Reproduce the records below line for line without any changes, and leave the pictures out of your answer.

**PROVIDED RECORDS**
+ + +
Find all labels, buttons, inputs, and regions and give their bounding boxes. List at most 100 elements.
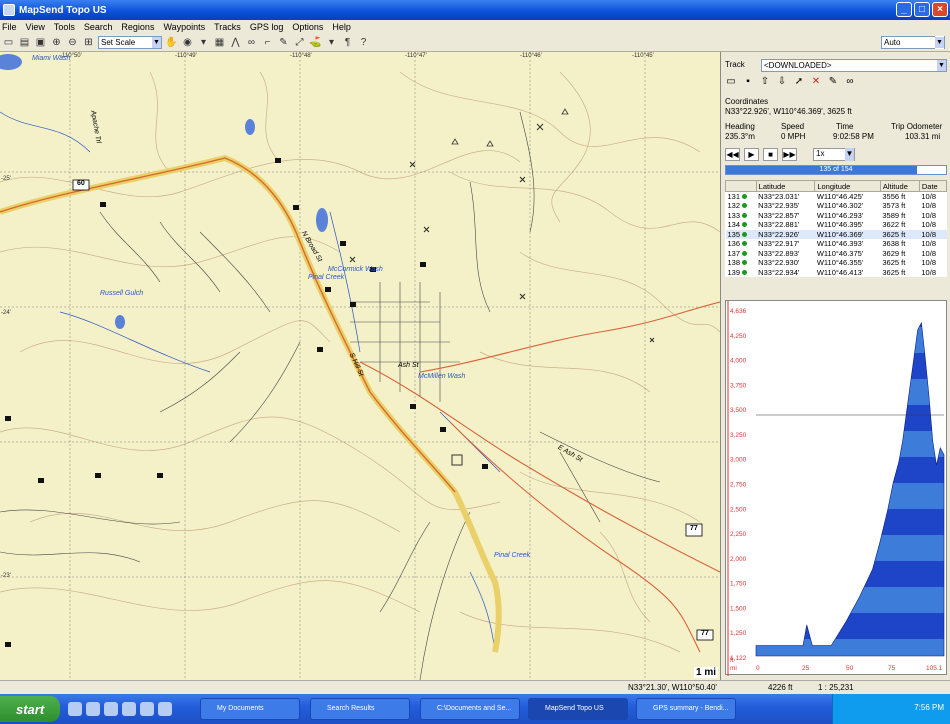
column-header[interactable]	[725, 180, 757, 192]
binoculars-icon[interactable]: ∞	[245, 36, 258, 49]
minimize-button[interactable]: _	[896, 2, 912, 17]
table-row[interactable]: 133 N33°22.857' W110°46.293' 3589 ft 10/8	[726, 211, 947, 221]
folder-icon[interactable]	[158, 702, 172, 716]
cell-alt: 3638 ft	[882, 239, 906, 249]
zoom-select[interactable]: Auto ▼	[881, 36, 945, 49]
chevron-down-icon[interactable]: ▾	[325, 36, 338, 49]
map-view[interactable]: 60 77 77 -110°50' -110°49' -110°48' -110…	[0, 52, 720, 680]
select-region-icon[interactable]: ⌐	[261, 36, 274, 49]
menu-gps-log[interactable]: GPS log	[250, 22, 284, 32]
status-elevation: 4226 ft	[768, 683, 793, 692]
rewind-icon[interactable]: ◀◀	[725, 148, 740, 161]
print-preview-icon[interactable]: ▣	[34, 36, 47, 49]
cell-lat: N33°22.857'	[758, 210, 800, 220]
measure-icon[interactable]: ⋀	[229, 36, 242, 49]
menu-help[interactable]: Help	[332, 22, 351, 32]
excel-icon[interactable]	[140, 702, 154, 716]
menu-tracks[interactable]: Tracks	[214, 22, 241, 32]
fast-forward-icon[interactable]: ▶▶	[782, 148, 797, 161]
cell-lat: N33°22.935'	[758, 201, 800, 211]
table-row[interactable]: 135 N33°22.926' W110°46.369' 3625 ft 10/8	[725, 229, 947, 239]
table-row[interactable]: 139 N33°22.934' W110°46.413' 3625 ft 10/8	[726, 268, 947, 278]
save-track-icon[interactable]: ▪	[742, 76, 754, 88]
print-icon[interactable]: ▤	[18, 36, 31, 49]
send-icon[interactable]: ➚	[793, 76, 805, 88]
chevron-down-icon[interactable]: ▾	[197, 36, 210, 49]
menu-file[interactable]: File	[2, 22, 17, 32]
x-tick-label: mi	[730, 665, 737, 672]
waypoint-icon[interactable]: ⛳	[309, 36, 322, 49]
play-icon[interactable]: ▶	[744, 148, 759, 161]
cell-date: 10/8	[921, 220, 936, 230]
column-header[interactable]: Date	[918, 180, 948, 192]
zoom-window-icon[interactable]: ⊞	[82, 36, 95, 49]
russell-gulch-label: Russell Gulch	[100, 290, 144, 297]
taskbar-item[interactable]: Search Results	[310, 698, 410, 720]
menu-tools[interactable]: Tools	[54, 22, 75, 32]
cell-alt: 3625 ft	[882, 258, 906, 268]
scale-select[interactable]: Set Scale ▼	[98, 36, 162, 49]
speed-select[interactable]: 1x ▼	[813, 148, 855, 161]
menu-waypoints[interactable]: Waypoints	[163, 22, 205, 32]
edit-icon[interactable]: ✎	[827, 76, 839, 88]
table-row[interactable]: 134 N33°22.881' W110°46.395' 3622 ft 10/8	[726, 220, 947, 230]
route-icon[interactable]: ⤢	[293, 36, 306, 49]
globe-icon[interactable]: ◉	[181, 36, 194, 49]
mine-symbols	[349, 123, 655, 343]
track-progress[interactable]: 135 of 154	[725, 165, 947, 175]
help-icon[interactable]: ?	[357, 36, 370, 49]
taskbar-item[interactable]: C:\Documents and Se...	[420, 698, 520, 720]
menu-options[interactable]: Options	[292, 22, 323, 32]
x-tick-label: 25	[802, 665, 810, 672]
longitude-label: -110°47'	[405, 53, 427, 59]
heading-label: Heading	[725, 122, 755, 131]
time-value: 9:02:58 PM	[833, 132, 874, 141]
stop-icon[interactable]: ■	[763, 148, 778, 161]
table-row[interactable]: 138 N33°22.930' W110°46.355' 3625 ft 10/8	[726, 258, 947, 268]
table-row[interactable]: 132 N33°22.935' W110°46.302' 3573 ft 10/8	[726, 201, 947, 211]
info-icon[interactable]: ¶	[341, 36, 354, 49]
delete-icon[interactable]: ✕	[810, 76, 822, 88]
cell-lat: N33°22.917'	[758, 239, 800, 249]
track-select[interactable]: <DOWNLOADED> ▼	[761, 59, 947, 72]
column-header[interactable]: Latitude	[755, 180, 816, 192]
speed-select-value: 1x	[816, 149, 825, 158]
maximize-button[interactable]: □	[914, 2, 930, 17]
track-select-value: <DOWNLOADED>	[764, 61, 832, 70]
ie-icon[interactable]	[68, 702, 82, 716]
row-id: 132	[726, 201, 757, 211]
word-icon[interactable]	[122, 702, 136, 716]
playback-controls: ◀◀ ▶ ■ ▶▶ 1x ▼	[725, 148, 855, 161]
taskbar-item[interactable]: GPS summary - Bendi...	[636, 698, 736, 720]
open-icon[interactable]: ▭	[2, 36, 15, 49]
taskbar-item[interactable]: MapSend Topo US	[528, 698, 628, 720]
outlook-icon[interactable]	[86, 702, 100, 716]
menu-view[interactable]: View	[26, 22, 45, 32]
pushpin-icon[interactable]: ✎	[277, 36, 290, 49]
table-row[interactable]: 137 N33°22.893' W110°46.375' 3629 ft 10/8	[726, 249, 947, 259]
zoom-in-icon[interactable]: ⊕	[50, 36, 63, 49]
table-row[interactable]: 131 N33°23.031' W110°46.425' 3556 ft 10/8	[726, 192, 947, 201]
table-row[interactable]: 136 N33°22.917' W110°46.393' 3638 ft 10/8	[726, 239, 947, 249]
column-header[interactable]: Altitude	[879, 180, 920, 192]
pan-hand-icon[interactable]: ✋	[165, 36, 178, 49]
longitude-label: -110°48'	[290, 53, 312, 59]
zoom-out-icon[interactable]: ⊖	[66, 36, 79, 49]
upload-icon[interactable]: ⇧	[759, 76, 771, 88]
elevation-profile[interactable]: 4,636 4,250 4,000 3,750 3,500 3,250 3,000 2,750…	[725, 300, 947, 676]
open-track-icon[interactable]: ▭	[725, 76, 737, 88]
ash-st-label: Ash St	[398, 362, 419, 369]
download-icon[interactable]: ⇩	[776, 76, 788, 88]
profile-icon[interactable]: ▦	[213, 36, 226, 49]
menu-search[interactable]: Search	[84, 22, 113, 32]
taskbar-item[interactable]: My Documents	[200, 698, 300, 720]
binoculars-icon[interactable]: ∞	[844, 76, 856, 88]
start-button[interactable]: start	[0, 696, 60, 722]
column-header[interactable]: Longitude	[814, 180, 881, 192]
close-button[interactable]: ×	[932, 2, 948, 17]
longitude-label: -110°45'	[632, 53, 654, 59]
system-tray: 7:56 PM	[832, 694, 950, 724]
media-player-icon[interactable]	[104, 702, 118, 716]
menu-bar: File View Tools Search Regions Waypoints…	[0, 20, 950, 34]
menu-regions[interactable]: Regions	[121, 22, 154, 32]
+ + +
**OUTPUT OF THE EXERCISE**
Find all labels, buttons, inputs, and regions and give their bounding boxes. List at most 100 elements.
column-header[interactable]	[725, 180, 757, 192]
binoculars-icon[interactable]: ∞	[245, 36, 258, 49]
minimize-button[interactable]: _	[896, 2, 912, 17]
table-row[interactable]: 133 N33°22.857' W110°46.293' 3589 ft 10/8	[726, 211, 947, 221]
folder-icon[interactable]	[158, 702, 172, 716]
cell-alt: 3638 ft	[882, 239, 906, 249]
zoom-select[interactable]: Auto ▼	[881, 36, 945, 49]
chevron-down-icon[interactable]: ▾	[325, 36, 338, 49]
map-view[interactable]: 60 77 77 -110°50' -110°49' -110°48' -110…	[0, 52, 720, 680]
select-region-icon[interactable]: ⌐	[261, 36, 274, 49]
menu-gps-log[interactable]: GPS log	[250, 22, 284, 32]
status-elevation: 4226 ft	[768, 683, 793, 692]
rewind-icon[interactable]: ◀◀	[725, 148, 740, 161]
print-preview-icon[interactable]: ▣	[34, 36, 47, 49]
cell-lat: N33°22.857'	[758, 210, 800, 220]
measure-icon[interactable]: ⋀	[229, 36, 242, 49]
menu-help[interactable]: Help	[332, 22, 351, 32]
excel-icon[interactable]	[140, 702, 154, 716]
menu-tracks[interactable]: Tracks	[214, 22, 241, 32]
fast-forward-icon[interactable]: ▶▶	[782, 148, 797, 161]
cell-lat: N33°22.935'	[758, 201, 800, 211]
table-row[interactable]: 135 N33°22.926' W110°46.369' 3625 ft 10/8	[725, 229, 947, 239]
table-row[interactable]: 139 N33°22.934' W110°46.413' 3625 ft 10/8	[726, 268, 947, 278]
save-track-icon[interactable]: ▪	[742, 76, 754, 88]
print-icon[interactable]: ▤	[18, 36, 31, 49]
send-icon[interactable]: ➚	[793, 76, 805, 88]
chevron-down-icon[interactable]: ▾	[197, 36, 210, 49]
menu-file[interactable]: File	[2, 22, 17, 32]
x-tick-label: mi	[730, 665, 737, 672]
waypoint-icon[interactable]: ⛳	[309, 36, 322, 49]
play-icon[interactable]: ▶	[744, 148, 759, 161]
cell-date: 10/8	[921, 220, 936, 230]
column-header[interactable]: Date	[918, 180, 948, 192]
zoom-window-icon[interactable]: ⊞	[82, 36, 95, 49]
russell-gulch-label: Russell Gulch	[100, 290, 144, 297]
taskbar-item[interactable]: Search Results	[310, 698, 410, 720]
menu-tools[interactable]: Tools	[54, 22, 75, 32]
cell-alt: 3625 ft	[882, 258, 906, 268]
scale-select[interactable]: Set Scale ▼	[98, 36, 162, 49]
speed-select[interactable]: 1x ▼	[813, 148, 855, 161]
menu-waypoints[interactable]: Waypoints	[163, 22, 205, 32]
edit-icon[interactable]: ✎	[827, 76, 839, 88]
table-row[interactable]: 134 N33°22.881' W110°46.395' 3622 ft 10/8	[726, 220, 947, 230]
route-icon[interactable]: ⤢	[293, 36, 306, 49]
globe-icon[interactable]: ◉	[181, 36, 194, 49]
mine-symbols	[349, 123, 655, 343]
track-progress[interactable]: 135 of 154	[725, 165, 947, 175]
help-icon[interactable]: ?	[357, 36, 370, 49]
taskbar-item[interactable]: C:\Documents and Se...	[420, 698, 520, 720]
menu-options[interactable]: Options	[292, 22, 323, 32]
x-tick-label: 25	[802, 665, 810, 672]
longitude-label: -110°47'	[405, 53, 427, 59]
heading-label: Heading	[725, 122, 755, 131]
time-value: 9:02:58 PM	[833, 132, 874, 141]
stop-icon[interactable]: ■	[763, 148, 778, 161]
table-row[interactable]: 138 N33°22.930' W110°46.355' 3625 ft 10/8	[726, 258, 947, 268]
table-row[interactable]: 132 N33°22.935' W110°46.302' 3573 ft 10/8	[726, 201, 947, 211]
info-icon[interactable]: ¶	[341, 36, 354, 49]
delete-icon[interactable]: ✕	[810, 76, 822, 88]
cell-lat: N33°22.917'	[758, 239, 800, 249]
track-select[interactable]: <DOWNLOADED> ▼	[761, 59, 947, 72]
column-header[interactable]: Latitude	[755, 180, 816, 192]
speed-select-value: 1x	[816, 149, 825, 158]
maximize-button[interactable]: □	[914, 2, 930, 17]
track-select-value: <DOWNLOADED>	[764, 61, 832, 70]
ie-icon[interactable]	[68, 702, 82, 716]
row-id: 132	[726, 201, 757, 211]
word-icon[interactable]	[122, 702, 136, 716]
playback-controls: ◀◀ ▶ ■ ▶▶ 1x ▼	[725, 148, 855, 161]
taskbar-item[interactable]: GPS summary - Bendi...	[636, 698, 736, 720]
open-icon[interactable]: ▭	[2, 36, 15, 49]
taskbar-item[interactable]: MapSend Topo US	[528, 698, 628, 720]
outlook-icon[interactable]	[86, 702, 100, 716]
menu-view[interactable]: View	[26, 22, 45, 32]
pushpin-icon[interactable]: ✎	[277, 36, 290, 49]
table-row[interactable]: 137 N33°22.893' W110°46.375' 3629 ft 10/8	[726, 249, 947, 259]
zoom-in-icon[interactable]: ⊕	[50, 36, 63, 49]
table-row[interactable]: 131 N33°23.031' W110°46.425' 3556 ft 10/8	[726, 192, 947, 201]
table-row[interactable]: 136 N33°22.917' W110°46.393' 3638 ft 10/8	[726, 239, 947, 249]
column-header[interactable]: Altitude	[879, 180, 920, 192]
pan-hand-icon[interactable]: ✋	[165, 36, 178, 49]
longitude-label: -110°48'	[290, 53, 312, 59]
zoom-out-icon[interactable]: ⊖	[66, 36, 79, 49]
upload-icon[interactable]: ⇧	[759, 76, 771, 88]
elevation-profile[interactable]: 4,636 4,250 4,000 3,750 3,500 3,250 3,000 2,750…	[725, 300, 947, 676]
open-track-icon[interactable]: ▭	[725, 76, 737, 88]
ash-st-label: Ash St	[398, 362, 419, 369]
download-icon[interactable]: ⇩	[776, 76, 788, 88]
profile-icon[interactable]: ▦	[213, 36, 226, 49]
menu-search[interactable]: Search	[84, 22, 113, 32]
taskbar-item[interactable]: My Documents	[200, 698, 300, 720]
binoculars-icon[interactable]: ∞	[844, 76, 856, 88]
start-button[interactable]: start	[0, 696, 60, 722]
column-header[interactable]: Longitude	[814, 180, 881, 192]
close-button[interactable]: ×	[932, 2, 948, 17]
longitude-label: -110°45'	[632, 53, 654, 59]
system-tray: 7:56 PM	[832, 694, 950, 724]
media-player-icon[interactable]	[104, 702, 118, 716]
menu-bar: File View Tools Search Regions Waypoints…	[0, 20, 950, 34]
menu-regions[interactable]: Regions	[121, 22, 154, 32]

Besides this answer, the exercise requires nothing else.